┌─ AVAILABLE RECORDS

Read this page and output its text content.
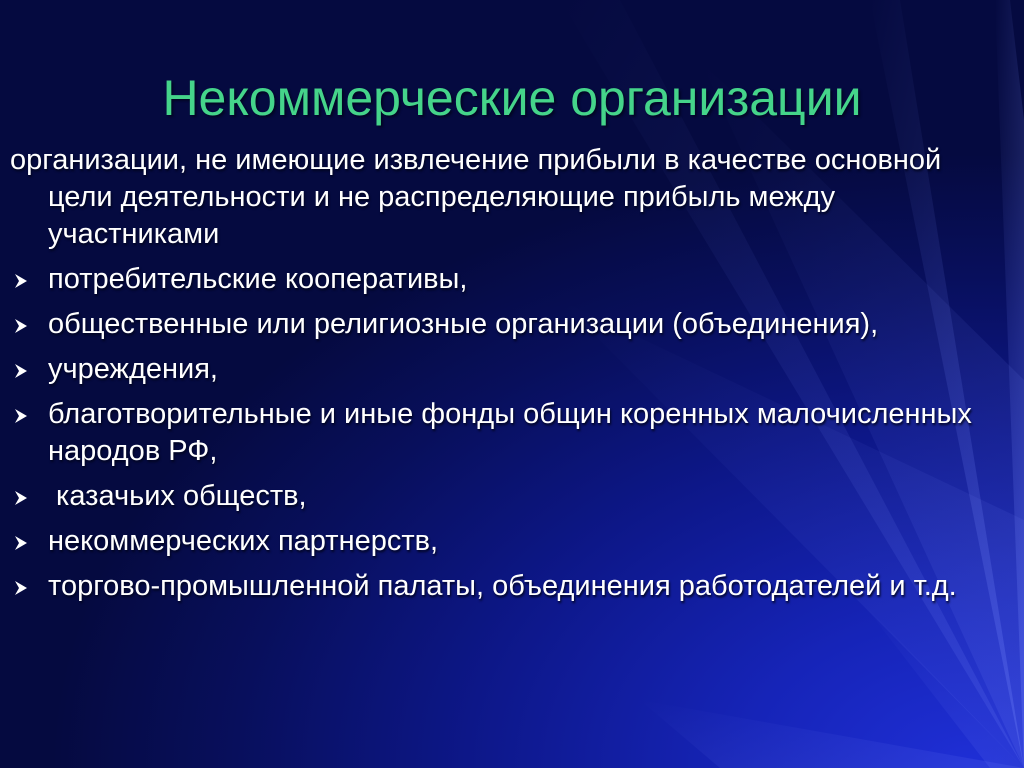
Некоммерческие организации
организации, не имеющие извлечение прибыли в качестве основной цели деятельности и не распределяющие прибыль между участниками
потребительские кооперативы,
общественные или религиозные организации (объединения),
учреждения,
благотворительные и иные фонды общин коренных малочисленных народов РФ,
казачьих обществ,
некоммерческих партнерств,
торгово-промышленной палаты, объединения работодателей и т.д.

└─

*TASK STATEMENT*: Identify the lines in the entries above that contain "организации", then copy them out.

*CORRECT OUTPUT*:
Некоммерческие организации
организации, не имеющие извлечение прибыли в качестве основной цели деятельности и не распределяющие прибыль между участниками
общественные или религиозные организации (объединения),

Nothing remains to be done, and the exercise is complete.